▸ **What you will do**:
Word for word, repeat the entries, minus the pictures.

▸ **Input data**:
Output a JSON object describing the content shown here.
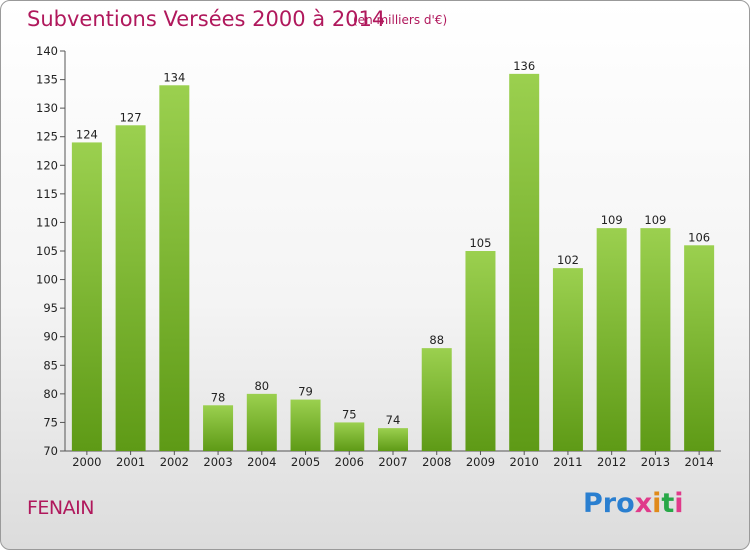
{
  "header": {
    "title": "Subventions Versées 2000 à 2014",
    "subtitle": "(en milliers d'€)"
  },
  "footer": {
    "commune": "FENAIN",
    "logo_text": "Proxiti"
  },
  "colors": {
    "title": "#b0185c",
    "bar_top": "#9bd04f",
    "bar_bottom": "#5e9a16",
    "logo": [
      "#2a7fd0",
      "#2a7fd0",
      "#2a7fd0",
      "#e03a8a",
      "#e08a1a",
      "#28a848",
      "#e03a8a"
    ]
  },
  "chart_data": {
    "type": "bar",
    "title": "Subventions Versées 2000 à 2014",
    "subtitle": "(en milliers d'€)",
    "categories": [
      "2000",
      "2001",
      "2002",
      "2003",
      "2004",
      "2005",
      "2006",
      "2007",
      "2008",
      "2009",
      "2010",
      "2011",
      "2012",
      "2013",
      "2014"
    ],
    "values": [
      124,
      127,
      134,
      78,
      80,
      79,
      75,
      74,
      88,
      105,
      136,
      102,
      109,
      109,
      106
    ],
    "ylim": [
      70,
      140
    ],
    "yticks": [
      70,
      75,
      80,
      85,
      90,
      95,
      100,
      105,
      110,
      115,
      120,
      125,
      130,
      135,
      140
    ],
    "xlabel": "",
    "ylabel": "",
    "grid": false,
    "data_labels": true
  }
}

▸ **Reply**:
Output a JSON object describing the content shown here.
{
  "header": {
    "title": "Subventions Versées 2000 à 2014",
    "subtitle": "(en milliers d'€)"
  },
  "footer": {
    "commune": "FENAIN",
    "logo_text": "Proxiti"
  },
  "colors": {
    "title": "#b0185c",
    "bar_top": "#9bd04f",
    "bar_bottom": "#5e9a16",
    "logo": [
      "#2a7fd0",
      "#2a7fd0",
      "#2a7fd0",
      "#e03a8a",
      "#e08a1a",
      "#28a848",
      "#e03a8a"
    ]
  },
  "chart_data": {
    "type": "bar",
    "title": "Subventions Versées 2000 à 2014",
    "subtitle": "(en milliers d'€)",
    "categories": [
      "2000",
      "2001",
      "2002",
      "2003",
      "2004",
      "2005",
      "2006",
      "2007",
      "2008",
      "2009",
      "2010",
      "2011",
      "2012",
      "2013",
      "2014"
    ],
    "values": [
      124,
      127,
      134,
      78,
      80,
      79,
      75,
      74,
      88,
      105,
      136,
      102,
      109,
      109,
      106
    ],
    "ylim": [
      70,
      140
    ],
    "yticks": [
      70,
      75,
      80,
      85,
      90,
      95,
      100,
      105,
      110,
      115,
      120,
      125,
      130,
      135,
      140
    ],
    "xlabel": "",
    "ylabel": "",
    "grid": false,
    "data_labels": true
  }
}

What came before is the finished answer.